* [Supplied material]:
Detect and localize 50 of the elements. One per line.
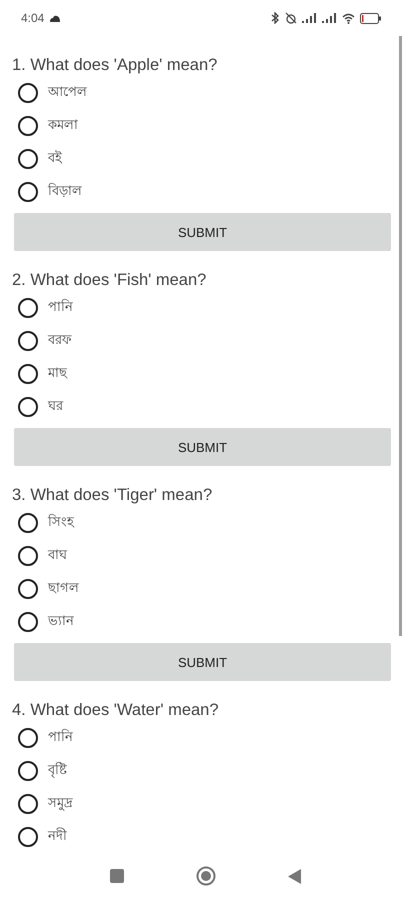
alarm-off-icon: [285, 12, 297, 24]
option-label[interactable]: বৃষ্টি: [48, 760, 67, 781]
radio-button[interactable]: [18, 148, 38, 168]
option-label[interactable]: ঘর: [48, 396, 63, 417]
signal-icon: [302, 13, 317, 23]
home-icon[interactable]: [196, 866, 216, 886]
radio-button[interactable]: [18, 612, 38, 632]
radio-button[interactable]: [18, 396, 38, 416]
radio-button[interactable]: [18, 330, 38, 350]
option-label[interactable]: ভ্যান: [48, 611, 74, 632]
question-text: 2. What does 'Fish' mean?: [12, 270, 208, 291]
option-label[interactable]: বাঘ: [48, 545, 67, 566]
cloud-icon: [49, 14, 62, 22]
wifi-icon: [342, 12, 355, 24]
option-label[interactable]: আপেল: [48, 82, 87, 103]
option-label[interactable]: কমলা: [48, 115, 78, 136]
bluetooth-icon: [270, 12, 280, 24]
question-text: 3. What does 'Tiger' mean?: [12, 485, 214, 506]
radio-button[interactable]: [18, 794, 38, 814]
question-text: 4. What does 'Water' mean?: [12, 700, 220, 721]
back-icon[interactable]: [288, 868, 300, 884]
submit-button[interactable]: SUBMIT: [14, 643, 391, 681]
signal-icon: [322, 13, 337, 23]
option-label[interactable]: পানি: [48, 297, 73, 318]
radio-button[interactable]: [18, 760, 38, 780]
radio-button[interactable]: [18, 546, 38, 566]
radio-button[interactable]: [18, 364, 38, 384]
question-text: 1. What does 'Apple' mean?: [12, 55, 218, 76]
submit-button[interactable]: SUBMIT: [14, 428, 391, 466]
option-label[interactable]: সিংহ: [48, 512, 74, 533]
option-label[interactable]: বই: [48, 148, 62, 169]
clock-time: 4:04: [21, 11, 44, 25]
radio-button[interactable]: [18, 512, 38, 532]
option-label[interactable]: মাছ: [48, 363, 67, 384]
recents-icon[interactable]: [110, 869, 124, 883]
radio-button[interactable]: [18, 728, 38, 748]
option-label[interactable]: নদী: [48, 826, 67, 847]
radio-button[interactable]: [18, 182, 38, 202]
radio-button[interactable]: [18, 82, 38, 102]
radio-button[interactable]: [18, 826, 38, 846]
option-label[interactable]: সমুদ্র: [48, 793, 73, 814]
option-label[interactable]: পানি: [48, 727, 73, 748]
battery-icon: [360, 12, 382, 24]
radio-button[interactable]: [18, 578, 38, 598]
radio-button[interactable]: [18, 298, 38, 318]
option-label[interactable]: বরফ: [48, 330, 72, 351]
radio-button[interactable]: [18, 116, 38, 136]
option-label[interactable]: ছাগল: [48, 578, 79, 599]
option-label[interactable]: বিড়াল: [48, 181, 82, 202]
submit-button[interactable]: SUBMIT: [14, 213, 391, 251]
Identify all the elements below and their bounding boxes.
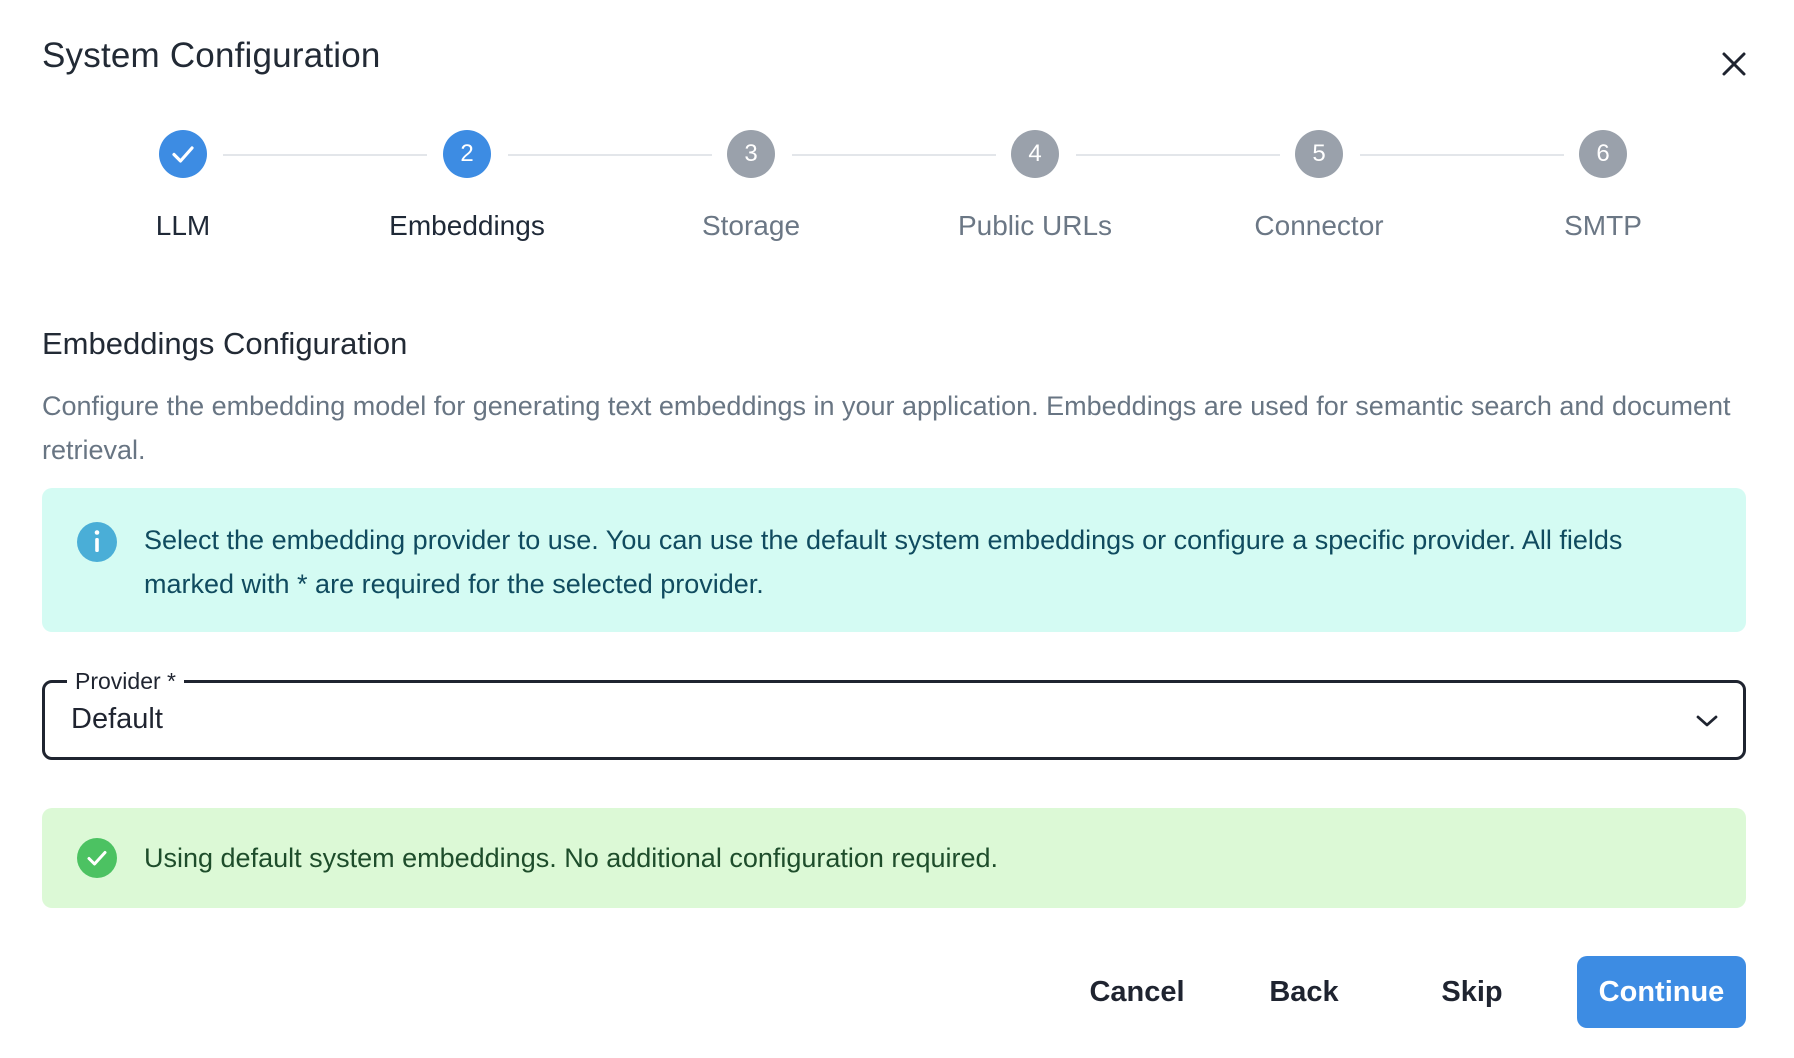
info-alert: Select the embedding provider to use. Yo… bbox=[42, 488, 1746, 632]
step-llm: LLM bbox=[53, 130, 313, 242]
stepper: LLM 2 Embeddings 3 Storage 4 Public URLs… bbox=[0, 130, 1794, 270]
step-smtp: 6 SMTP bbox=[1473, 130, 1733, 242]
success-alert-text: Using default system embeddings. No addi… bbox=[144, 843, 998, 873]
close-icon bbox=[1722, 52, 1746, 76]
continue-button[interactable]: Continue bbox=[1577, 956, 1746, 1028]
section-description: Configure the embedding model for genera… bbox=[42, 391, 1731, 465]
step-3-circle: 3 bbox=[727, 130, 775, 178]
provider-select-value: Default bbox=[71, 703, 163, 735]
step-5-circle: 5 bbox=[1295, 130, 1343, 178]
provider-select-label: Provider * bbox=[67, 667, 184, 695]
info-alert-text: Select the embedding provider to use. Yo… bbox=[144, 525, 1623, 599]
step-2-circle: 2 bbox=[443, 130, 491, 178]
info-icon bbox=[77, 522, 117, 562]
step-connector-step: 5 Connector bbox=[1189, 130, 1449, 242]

* [Problem]: Convert the lines above into a JSON list of strings, one per line, skipping blank lines and the picture markers.

* [Answer to this exercise]:
[
  "Detect and localize 50 of the elements. One per line.",
  "alarm-off-icon: [285, 12, 297, 24]",
  "option-label[interactable]: বৃষ্টি: [48, 760, 67, 781]",
  "radio-button[interactable]: [18, 148, 38, 168]",
  "option-label[interactable]: ঘর: [48, 396, 63, 417]",
  "signal-icon: [302, 13, 317, 23]",
  "home-icon[interactable]: [196, 866, 216, 886]",
  "radio-button[interactable]: [18, 612, 38, 632]",
  "radio-button[interactable]: [18, 396, 38, 416]",
  "radio-button[interactable]: [18, 330, 38, 350]",
  "option-label[interactable]: ভ্যান: [48, 611, 74, 632]",
  "question-text: 2. What does 'Fish' mean?: [12, 270, 208, 291]",
  "option-label[interactable]: বাঘ: [48, 545, 67, 566]",
  "cloud-icon: [49, 14, 62, 22]",
  "wifi-icon: [342, 12, 355, 24]",
  "option-label[interactable]: আপেল: [48, 82, 87, 103]",
  "option-label[interactable]: কমলা: [48, 115, 78, 136]",
  "bluetooth-icon: [270, 12, 280, 24]",
  "question-text: 3. What does 'Tiger' mean?: [12, 485, 214, 506]",
  "radio-button[interactable]: [18, 794, 38, 814]",
  "question-text: 4. What does 'Water' mean?: [12, 700, 220, 721]",
  "back-icon[interactable]: [288, 868, 300, 884]",
  "submit-button[interactable]: SUBMIT: [14, 643, 391, 681]",
  "signal-icon: [322, 13, 337, 23]",
  "option-label[interactable]: পানি: [48, 297, 73, 318]",
  "radio-button[interactable]: [18, 760, 38, 780]",
  "radio-button[interactable]: [18, 546, 38, 566]",
  "radio-button[interactable]: [18, 364, 38, 384]",
  "question-text: 1. What does 'Apple' mean?: [12, 55, 218, 76]",
  "submit-button[interactable]: SUBMIT: [14, 428, 391, 466]",
  "option-label[interactable]: সিংহ: [48, 512, 74, 533]",
  "option-label[interactable]: বই: [48, 148, 62, 169]",
  "clock-time: 4:04: [21, 11, 44, 25]",
  "radio-button[interactable]: [18, 512, 38, 532]",
  "option-label[interactable]: মাছ: [48, 363, 67, 384]",
  "recents-icon[interactable]: [110, 869, 124, 883]",
  "radio-button[interactable]: [18, 728, 38, 748]",
  "option-label[interactable]: নদী: [48, 826, 67, 847]",
  "radio-button[interactable]: [18, 182, 38, 202]",
  "radio-button[interactable]: [18, 82, 38, 102]",
  "radio-button[interactable]: [18, 826, 38, 846]",
  "option-label[interactable]: সমুদ্র: [48, 793, 73, 814]",
  "option-label[interactable]: পানি: [48, 727, 73, 748]",
  "battery-icon: [360, 12, 382, 24]",
  "radio-button[interactable]: [18, 578, 38, 598]",
  "radio-button[interactable]: [18, 298, 38, 318]",
  "option-label[interactable]: বরফ: [48, 330, 72, 351]",
  "radio-button[interactable]: [18, 116, 38, 136]",
  "option-label[interactable]: ছাগল: [48, 578, 79, 599]",
  "option-label[interactable]: বিড়াল: [48, 181, 82, 202]",
  "submit-button[interactable]: SUBMIT: [14, 213, 391, 251]",
  "Identify all the elements below and their bounding boxes.",
  "info-alert: Select the embedding provider to use. Yo… bbox=[42, 488, 1746, 632]",
  "step-llm: LLM bbox=[53, 130, 313, 242]",
  "stepper: LLM 2 Embeddings 3 Storage 4 Public URLs… bbox=[0, 130, 1794, 270]",
  "step-smtp: 6 SMTP bbox=[1473, 130, 1733, 242]",
  "success-alert-text: Using default system embeddings. No addi… bbox=[144, 843, 998, 873]",
  "close-icon bbox=[1722, 52, 1746, 76]",
  "continue-button[interactable]: Continue bbox=[1577, 956, 1746, 1028]",
  "section-description: Configure the embedding model for genera… bbox=[42, 391, 1731, 465]",
  "step-3-circle: 3 bbox=[727, 130, 775, 178]",
  "provider-select-value: Default bbox=[71, 703, 163, 735]",
  "step-5-circle: 5 bbox=[1295, 130, 1343, 178]",
  "provider-select-label: Provider * bbox=[67, 667, 184, 695]",
  "info-alert-text: Select the embedding provider to use. Yo… bbox=[144, 525, 1623, 599]",
  "step-2-circle: 2 bbox=[443, 130, 491, 178]",
  "info-icon bbox=[77, 522, 117, 562]",
  "step-connector-step: 5 Connector bbox=[1189, 130, 1449, 242]"
]